Challenge:
Exactly the lines from the one containing "Enumerate this screenshot's" through the end of the data below are to be reproduced, and nothing besides them.

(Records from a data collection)
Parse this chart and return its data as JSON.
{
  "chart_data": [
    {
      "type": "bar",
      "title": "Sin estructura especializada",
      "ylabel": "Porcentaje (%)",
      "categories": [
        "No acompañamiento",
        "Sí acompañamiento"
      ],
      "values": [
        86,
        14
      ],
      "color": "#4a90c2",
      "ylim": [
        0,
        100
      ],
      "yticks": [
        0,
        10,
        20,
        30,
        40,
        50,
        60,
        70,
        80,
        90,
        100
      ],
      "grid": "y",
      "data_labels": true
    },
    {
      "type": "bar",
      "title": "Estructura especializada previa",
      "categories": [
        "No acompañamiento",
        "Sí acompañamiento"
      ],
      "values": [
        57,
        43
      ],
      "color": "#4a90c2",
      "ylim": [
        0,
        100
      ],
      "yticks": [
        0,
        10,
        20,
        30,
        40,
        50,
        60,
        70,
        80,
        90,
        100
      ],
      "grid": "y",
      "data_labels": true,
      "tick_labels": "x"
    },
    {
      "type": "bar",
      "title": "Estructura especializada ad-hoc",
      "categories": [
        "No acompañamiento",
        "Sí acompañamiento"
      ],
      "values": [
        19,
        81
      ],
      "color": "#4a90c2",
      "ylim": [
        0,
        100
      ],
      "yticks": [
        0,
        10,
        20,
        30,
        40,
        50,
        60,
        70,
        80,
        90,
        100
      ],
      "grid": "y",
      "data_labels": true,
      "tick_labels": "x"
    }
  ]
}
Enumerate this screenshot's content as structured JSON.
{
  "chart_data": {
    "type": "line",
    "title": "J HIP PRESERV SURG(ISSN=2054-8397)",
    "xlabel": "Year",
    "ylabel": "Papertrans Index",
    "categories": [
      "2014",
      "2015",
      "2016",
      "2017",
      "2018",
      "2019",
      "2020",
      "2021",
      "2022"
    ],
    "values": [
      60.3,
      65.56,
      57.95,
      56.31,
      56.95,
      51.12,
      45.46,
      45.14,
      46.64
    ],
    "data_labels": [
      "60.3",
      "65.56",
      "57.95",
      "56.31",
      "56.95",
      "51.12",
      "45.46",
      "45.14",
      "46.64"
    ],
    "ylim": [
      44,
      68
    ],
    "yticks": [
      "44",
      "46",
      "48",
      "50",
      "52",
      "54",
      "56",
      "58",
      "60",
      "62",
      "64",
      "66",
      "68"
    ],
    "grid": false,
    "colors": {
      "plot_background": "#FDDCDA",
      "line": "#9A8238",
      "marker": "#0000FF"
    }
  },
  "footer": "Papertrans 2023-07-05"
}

Exercise solution:
Enumerate this screenshot's content as structured JSON.
{
  "chart_data": {
    "type": "line",
    "title": "J HIP PRESERV SURG(ISSN=2054-8397)",
    "xlabel": "Year",
    "ylabel": "Papertrans Index",
    "categories": [
      "2014",
      "2015",
      "2016",
      "2017",
      "2018",
      "2019",
      "2020",
      "2021",
      "2022"
    ],
    "values": [
      60.3,
      65.56,
      57.95,
      56.31,
      56.95,
      51.12,
      45.46,
      45.14,
      46.64
    ],
    "data_labels": [
      "60.3",
      "65.56",
      "57.95",
      "56.31",
      "56.95",
      "51.12",
      "45.46",
      "45.14",
      "46.64"
    ],
    "ylim": [
      44,
      68
    ],
    "yticks": [
      "44",
      "46",
      "48",
      "50",
      "52",
      "54",
      "56",
      "58",
      "60",
      "62",
      "64",
      "66",
      "68"
    ],
    "grid": false,
    "colors": {
      "plot_background": "#FDDCDA",
      "line": "#9A8238",
      "marker": "#0000FF"
    }
  },
  "footer": "Papertrans 2023-07-05"
}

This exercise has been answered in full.